**Records about charts and figures:**
((
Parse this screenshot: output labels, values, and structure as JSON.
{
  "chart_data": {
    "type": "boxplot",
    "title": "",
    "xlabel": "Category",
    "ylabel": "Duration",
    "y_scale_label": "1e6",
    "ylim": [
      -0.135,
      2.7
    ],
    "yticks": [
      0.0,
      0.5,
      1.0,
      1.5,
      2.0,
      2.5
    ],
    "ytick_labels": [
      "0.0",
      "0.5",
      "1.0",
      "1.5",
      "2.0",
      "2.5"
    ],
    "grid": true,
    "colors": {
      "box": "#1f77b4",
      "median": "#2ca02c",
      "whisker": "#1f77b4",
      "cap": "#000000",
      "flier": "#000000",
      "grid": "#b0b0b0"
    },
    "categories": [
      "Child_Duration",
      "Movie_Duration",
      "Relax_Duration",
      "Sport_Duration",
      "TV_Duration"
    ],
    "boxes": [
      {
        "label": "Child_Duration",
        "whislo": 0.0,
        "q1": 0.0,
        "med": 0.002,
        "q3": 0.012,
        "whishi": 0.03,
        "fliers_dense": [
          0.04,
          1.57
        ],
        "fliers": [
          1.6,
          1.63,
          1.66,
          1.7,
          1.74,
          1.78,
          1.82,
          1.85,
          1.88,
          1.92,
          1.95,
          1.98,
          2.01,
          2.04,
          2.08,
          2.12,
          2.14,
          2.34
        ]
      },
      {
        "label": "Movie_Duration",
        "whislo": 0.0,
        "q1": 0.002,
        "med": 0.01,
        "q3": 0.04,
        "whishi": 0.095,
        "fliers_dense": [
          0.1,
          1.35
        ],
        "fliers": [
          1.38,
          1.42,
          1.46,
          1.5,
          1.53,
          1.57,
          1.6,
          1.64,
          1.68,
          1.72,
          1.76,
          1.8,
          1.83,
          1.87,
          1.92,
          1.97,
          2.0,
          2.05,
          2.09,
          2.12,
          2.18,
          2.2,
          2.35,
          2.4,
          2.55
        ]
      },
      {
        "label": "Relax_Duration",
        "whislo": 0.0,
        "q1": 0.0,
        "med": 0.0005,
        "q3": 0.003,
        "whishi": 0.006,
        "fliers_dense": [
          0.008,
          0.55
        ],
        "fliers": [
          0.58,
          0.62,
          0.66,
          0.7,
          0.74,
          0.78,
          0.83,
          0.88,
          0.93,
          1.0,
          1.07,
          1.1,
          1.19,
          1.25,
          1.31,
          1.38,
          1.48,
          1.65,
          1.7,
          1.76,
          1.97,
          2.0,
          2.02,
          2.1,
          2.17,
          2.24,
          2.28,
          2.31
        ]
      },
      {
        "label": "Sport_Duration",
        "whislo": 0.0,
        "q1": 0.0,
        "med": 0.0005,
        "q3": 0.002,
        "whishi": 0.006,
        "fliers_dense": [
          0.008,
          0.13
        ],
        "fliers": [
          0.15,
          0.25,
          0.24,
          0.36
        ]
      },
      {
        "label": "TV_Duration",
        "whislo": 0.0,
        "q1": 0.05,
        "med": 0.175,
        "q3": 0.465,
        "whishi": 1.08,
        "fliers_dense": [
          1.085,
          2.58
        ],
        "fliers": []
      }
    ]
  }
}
))
Copy out the whole listing exactly.

**Solution to this problem:**
Parse this screenshot: output labels, values, and structure as JSON.
{
  "chart_data": {
    "type": "boxplot",
    "title": "",
    "xlabel": "Category",
    "ylabel": "Duration",
    "y_scale_label": "1e6",
    "ylim": [
      -0.135,
      2.7
    ],
    "yticks": [
      0.0,
      0.5,
      1.0,
      1.5,
      2.0,
      2.5
    ],
    "ytick_labels": [
      "0.0",
      "0.5",
      "1.0",
      "1.5",
      "2.0",
      "2.5"
    ],
    "grid": true,
    "colors": {
      "box": "#1f77b4",
      "median": "#2ca02c",
      "whisker": "#1f77b4",
      "cap": "#000000",
      "flier": "#000000",
      "grid": "#b0b0b0"
    },
    "categories": [
      "Child_Duration",
      "Movie_Duration",
      "Relax_Duration",
      "Sport_Duration",
      "TV_Duration"
    ],
    "boxes": [
      {
        "label": "Child_Duration",
        "whislo": 0.0,
        "q1": 0.0,
        "med": 0.002,
        "q3": 0.012,
        "whishi": 0.03,
        "fliers_dense": [
          0.04,
          1.57
        ],
        "fliers": [
          1.6,
          1.63,
          1.66,
          1.7,
          1.74,
          1.78,
          1.82,
          1.85,
          1.88,
          1.92,
          1.95,
          1.98,
          2.01,
          2.04,
          2.08,
          2.12,
          2.14,
          2.34
        ]
      },
      {
        "label": "Movie_Duration",
        "whislo": 0.0,
        "q1": 0.002,
        "med": 0.01,
        "q3": 0.04,
        "whishi": 0.095,
        "fliers_dense": [
          0.1,
          1.35
        ],
        "fliers": [
          1.38,
          1.42,
          1.46,
          1.5,
          1.53,
          1.57,
          1.6,
          1.64,
          1.68,
          1.72,
          1.76,
          1.8,
          1.83,
          1.87,
          1.92,
          1.97,
          2.0,
          2.05,
          2.09,
          2.12,
          2.18,
          2.2,
          2.35,
          2.4,
          2.55
        ]
      },
      {
        "label": "Relax_Duration",
        "whislo": 0.0,
        "q1": 0.0,
        "med": 0.0005,
        "q3": 0.003,
        "whishi": 0.006,
        "fliers_dense": [
          0.008,
          0.55
        ],
        "fliers": [
          0.58,
          0.62,
          0.66,
          0.7,
          0.74,
          0.78,
          0.83,
          0.88,
          0.93,
          1.0,
          1.07,
          1.1,
          1.19,
          1.25,
          1.31,
          1.38,
          1.48,
          1.65,
          1.7,
          1.76,
          1.97,
          2.0,
          2.02,
          2.1,
          2.17,
          2.24,
          2.28,
          2.31
        ]
      },
      {
        "label": "Sport_Duration",
        "whislo": 0.0,
        "q1": 0.0,
        "med": 0.0005,
        "q3": 0.002,
        "whishi": 0.006,
        "fliers_dense": [
          0.008,
          0.13
        ],
        "fliers": [
          0.15,
          0.25,
          0.24,
          0.36
        ]
      },
      {
        "label": "TV_Duration",
        "whislo": 0.0,
        "q1": 0.05,
        "med": 0.175,
        "q3": 0.465,
        "whishi": 1.08,
        "fliers_dense": [
          1.085,
          2.58
        ],
        "fliers": []
      }
    ]
  }
}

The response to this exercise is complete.